[Items from a figure collection]
— start —

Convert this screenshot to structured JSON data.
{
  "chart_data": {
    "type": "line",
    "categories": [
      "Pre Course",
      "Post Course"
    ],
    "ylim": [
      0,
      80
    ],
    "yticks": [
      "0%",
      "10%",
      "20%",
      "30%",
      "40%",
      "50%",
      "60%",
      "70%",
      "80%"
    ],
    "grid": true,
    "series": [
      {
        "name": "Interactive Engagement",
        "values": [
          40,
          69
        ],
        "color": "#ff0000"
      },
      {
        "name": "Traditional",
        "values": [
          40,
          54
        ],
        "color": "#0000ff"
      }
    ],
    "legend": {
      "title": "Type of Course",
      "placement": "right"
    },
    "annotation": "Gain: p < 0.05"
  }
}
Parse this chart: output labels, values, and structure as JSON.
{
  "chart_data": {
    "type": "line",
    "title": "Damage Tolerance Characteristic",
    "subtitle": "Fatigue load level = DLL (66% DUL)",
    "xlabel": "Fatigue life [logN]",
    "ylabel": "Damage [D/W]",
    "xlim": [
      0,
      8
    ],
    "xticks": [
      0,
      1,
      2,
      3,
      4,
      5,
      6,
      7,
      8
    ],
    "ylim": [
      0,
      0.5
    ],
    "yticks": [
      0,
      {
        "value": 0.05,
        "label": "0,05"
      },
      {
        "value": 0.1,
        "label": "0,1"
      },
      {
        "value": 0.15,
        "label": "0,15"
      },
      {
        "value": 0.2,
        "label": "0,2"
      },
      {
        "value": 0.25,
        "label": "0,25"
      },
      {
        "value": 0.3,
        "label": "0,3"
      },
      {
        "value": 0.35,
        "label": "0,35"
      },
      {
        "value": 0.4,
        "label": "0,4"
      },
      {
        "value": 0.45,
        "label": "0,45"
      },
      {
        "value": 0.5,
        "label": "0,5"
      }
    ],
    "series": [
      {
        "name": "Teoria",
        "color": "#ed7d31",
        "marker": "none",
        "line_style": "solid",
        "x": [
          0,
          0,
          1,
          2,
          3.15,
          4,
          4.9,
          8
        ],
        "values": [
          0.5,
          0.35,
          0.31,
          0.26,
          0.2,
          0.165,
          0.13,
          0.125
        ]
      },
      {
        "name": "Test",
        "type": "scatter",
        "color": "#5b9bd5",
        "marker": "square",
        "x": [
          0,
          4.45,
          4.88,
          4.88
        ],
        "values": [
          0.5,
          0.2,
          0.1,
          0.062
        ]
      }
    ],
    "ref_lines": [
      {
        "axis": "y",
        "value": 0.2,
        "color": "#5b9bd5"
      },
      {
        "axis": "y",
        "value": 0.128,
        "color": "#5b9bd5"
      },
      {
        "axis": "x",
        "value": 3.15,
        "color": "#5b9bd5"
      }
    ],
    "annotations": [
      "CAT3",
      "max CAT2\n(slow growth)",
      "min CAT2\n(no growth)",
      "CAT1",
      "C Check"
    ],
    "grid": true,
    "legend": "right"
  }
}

— end —

• **Exercise prompt**
Write down the full listing again, exactly.

• **Exercise solution**
Convert this screenshot to structured JSON data.
{
  "chart_data": {
    "type": "line",
    "categories": [
      "Pre Course",
      "Post Course"
    ],
    "ylim": [
      0,
      80
    ],
    "yticks": [
      "0%",
      "10%",
      "20%",
      "30%",
      "40%",
      "50%",
      "60%",
      "70%",
      "80%"
    ],
    "grid": true,
    "series": [
      {
        "name": "Interactive Engagement",
        "values": [
          40,
          69
        ],
        "color": "#ff0000"
      },
      {
        "name": "Traditional",
        "values": [
          40,
          54
        ],
        "color": "#0000ff"
      }
    ],
    "legend": {
      "title": "Type of Course",
      "placement": "right"
    },
    "annotation": "Gain: p < 0.05"
  }
}
Parse this chart: output labels, values, and structure as JSON.
{
  "chart_data": {
    "type": "line",
    "title": "Damage Tolerance Characteristic",
    "subtitle": "Fatigue load level = DLL (66% DUL)",
    "xlabel": "Fatigue life [logN]",
    "ylabel": "Damage [D/W]",
    "xlim": [
      0,
      8
    ],
    "xticks": [
      0,
      1,
      2,
      3,
      4,
      5,
      6,
      7,
      8
    ],
    "ylim": [
      0,
      0.5
    ],
    "yticks": [
      0,
      {
        "value": 0.05,
        "label": "0,05"
      },
      {
        "value": 0.1,
        "label": "0,1"
      },
      {
        "value": 0.15,
        "label": "0,15"
      },
      {
        "value": 0.2,
        "label": "0,2"
      },
      {
        "value": 0.25,
        "label": "0,25"
      },
      {
        "value": 0.3,
        "label": "0,3"
      },
      {
        "value": 0.35,
        "label": "0,35"
      },
      {
        "value": 0.4,
        "label": "0,4"
      },
      {
        "value": 0.45,
        "label": "0,45"
      },
      {
        "value": 0.5,
        "label": "0,5"
      }
    ],
    "series": [
      {
        "name": "Teoria",
        "color": "#ed7d31",
        "marker": "none",
        "line_style": "solid",
        "x": [
          0,
          0,
          1,
          2,
          3.15,
          4,
          4.9,
          8
        ],
        "values": [
          0.5,
          0.35,
          0.31,
          0.26,
          0.2,
          0.165,
          0.13,
          0.125
        ]
      },
      {
        "name": "Test",
        "type": "scatter",
        "color": "#5b9bd5",
        "marker": "square",
        "x": [
          0,
          4.45,
          4.88,
          4.88
        ],
        "values": [
          0.5,
          0.2,
          0.1,
          0.062
        ]
      }
    ],
    "ref_lines": [
      {
        "axis": "y",
        "value": 0.2,
        "color": "#5b9bd5"
      },
      {
        "axis": "y",
        "value": 0.128,
        "color": "#5b9bd5"
      },
      {
        "axis": "x",
        "value": 3.15,
        "color": "#5b9bd5"
      }
    ],
    "annotations": [
      "CAT3",
      "max CAT2\n(slow growth)",
      "min CAT2\n(no growth)",
      "CAT1",
      "C Check"
    ],
    "grid": true,
    "legend": "right"
  }
}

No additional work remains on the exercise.